Problem details:
Print each line exactly as it is given.

#####

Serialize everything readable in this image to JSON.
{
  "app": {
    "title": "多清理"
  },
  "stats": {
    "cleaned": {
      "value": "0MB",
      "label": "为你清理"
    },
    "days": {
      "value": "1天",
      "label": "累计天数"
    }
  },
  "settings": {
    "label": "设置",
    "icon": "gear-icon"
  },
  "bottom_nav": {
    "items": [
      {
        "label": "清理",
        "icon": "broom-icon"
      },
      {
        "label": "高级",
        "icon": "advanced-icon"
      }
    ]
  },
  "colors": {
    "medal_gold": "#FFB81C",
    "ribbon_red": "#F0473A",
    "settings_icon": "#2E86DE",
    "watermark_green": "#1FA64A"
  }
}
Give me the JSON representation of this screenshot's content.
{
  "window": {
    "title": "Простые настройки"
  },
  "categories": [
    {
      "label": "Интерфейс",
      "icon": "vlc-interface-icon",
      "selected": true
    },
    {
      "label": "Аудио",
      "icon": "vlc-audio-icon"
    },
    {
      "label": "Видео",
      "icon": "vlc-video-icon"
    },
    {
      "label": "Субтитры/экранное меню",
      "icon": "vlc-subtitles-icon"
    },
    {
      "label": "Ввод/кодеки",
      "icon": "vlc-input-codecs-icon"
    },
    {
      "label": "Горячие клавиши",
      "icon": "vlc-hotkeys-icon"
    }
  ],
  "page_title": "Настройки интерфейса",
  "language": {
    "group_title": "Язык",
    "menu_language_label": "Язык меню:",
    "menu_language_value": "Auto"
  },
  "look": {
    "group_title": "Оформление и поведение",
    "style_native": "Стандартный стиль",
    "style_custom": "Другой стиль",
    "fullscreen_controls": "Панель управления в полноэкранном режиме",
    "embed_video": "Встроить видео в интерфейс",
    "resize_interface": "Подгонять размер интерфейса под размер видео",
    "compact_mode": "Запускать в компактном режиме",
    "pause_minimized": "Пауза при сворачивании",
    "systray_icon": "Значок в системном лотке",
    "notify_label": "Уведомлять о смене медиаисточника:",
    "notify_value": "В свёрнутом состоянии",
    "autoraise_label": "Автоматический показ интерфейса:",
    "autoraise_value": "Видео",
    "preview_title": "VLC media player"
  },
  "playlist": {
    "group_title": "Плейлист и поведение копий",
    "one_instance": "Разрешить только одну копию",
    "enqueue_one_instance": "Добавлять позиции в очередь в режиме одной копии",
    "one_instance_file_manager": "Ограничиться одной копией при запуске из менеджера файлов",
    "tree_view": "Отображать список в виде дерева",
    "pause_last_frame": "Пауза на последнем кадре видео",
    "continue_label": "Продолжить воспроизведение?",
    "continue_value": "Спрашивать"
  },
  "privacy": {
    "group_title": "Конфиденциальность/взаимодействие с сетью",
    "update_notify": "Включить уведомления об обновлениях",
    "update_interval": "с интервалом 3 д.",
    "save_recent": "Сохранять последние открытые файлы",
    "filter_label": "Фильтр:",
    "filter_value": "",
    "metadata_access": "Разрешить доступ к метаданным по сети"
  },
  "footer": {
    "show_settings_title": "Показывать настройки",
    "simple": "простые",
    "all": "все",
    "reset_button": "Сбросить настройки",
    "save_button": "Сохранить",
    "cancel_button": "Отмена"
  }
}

#####

Solved problem:
Serialize everything readable in this image to JSON.
{
  "app": {
    "title": "多清理"
  },
  "stats": {
    "cleaned": {
      "value": "0MB",
      "label": "为你清理"
    },
    "days": {
      "value": "1天",
      "label": "累计天数"
    }
  },
  "settings": {
    "label": "设置",
    "icon": "gear-icon"
  },
  "bottom_nav": {
    "items": [
      {
        "label": "清理",
        "icon": "broom-icon"
      },
      {
        "label": "高级",
        "icon": "advanced-icon"
      }
    ]
  },
  "colors": {
    "medal_gold": "#FFB81C",
    "ribbon_red": "#F0473A",
    "settings_icon": "#2E86DE",
    "watermark_green": "#1FA64A"
  }
}
Give me the JSON representation of this screenshot's content.
{
  "window": {
    "title": "Простые настройки"
  },
  "categories": [
    {
      "label": "Интерфейс",
      "icon": "vlc-interface-icon",
      "selected": true
    },
    {
      "label": "Аудио",
      "icon": "vlc-audio-icon"
    },
    {
      "label": "Видео",
      "icon": "vlc-video-icon"
    },
    {
      "label": "Субтитры/экранное меню",
      "icon": "vlc-subtitles-icon"
    },
    {
      "label": "Ввод/кодеки",
      "icon": "vlc-input-codecs-icon"
    },
    {
      "label": "Горячие клавиши",
      "icon": "vlc-hotkeys-icon"
    }
  ],
  "page_title": "Настройки интерфейса",
  "language": {
    "group_title": "Язык",
    "menu_language_label": "Язык меню:",
    "menu_language_value": "Auto"
  },
  "look": {
    "group_title": "Оформление и поведение",
    "style_native": "Стандартный стиль",
    "style_custom": "Другой стиль",
    "fullscreen_controls": "Панель управления в полноэкранном режиме",
    "embed_video": "Встроить видео в интерфейс",
    "resize_interface": "Подгонять размер интерфейса под размер видео",
    "compact_mode": "Запускать в компактном режиме",
    "pause_minimized": "Пауза при сворачивании",
    "systray_icon": "Значок в системном лотке",
    "notify_label": "Уведомлять о смене медиаисточника:",
    "notify_value": "В свёрнутом состоянии",
    "autoraise_label": "Автоматический показ интерфейса:",
    "autoraise_value": "Видео",
    "preview_title": "VLC media player"
  },
  "playlist": {
    "group_title": "Плейлист и поведение копий",
    "one_instance": "Разрешить только одну копию",
    "enqueue_one_instance": "Добавлять позиции в очередь в режиме одной копии",
    "one_instance_file_manager": "Ограничиться одной копией при запуске из менеджера файлов",
    "tree_view": "Отображать список в виде дерева",
    "pause_last_frame": "Пауза на последнем кадре видео",
    "continue_label": "Продолжить воспроизведение?",
    "continue_value": "Спрашивать"
  },
  "privacy": {
    "group_title": "Конфиденциальность/взаимодействие с сетью",
    "update_notify": "Включить уведомления об обновлениях",
    "update_interval": "с интервалом 3 д.",
    "save_recent": "Сохранять последние открытые файлы",
    "filter_label": "Фильтр:",
    "filter_value": "",
    "metadata_access": "Разрешить доступ к метаданным по сети"
  },
  "footer": {
    "show_settings_title": "Показывать настройки",
    "simple": "простые",
    "all": "все",
    "reset_button": "Сбросить настройки",
    "save_button": "Сохранить",
    "cancel_button": "Отмена"
  }
}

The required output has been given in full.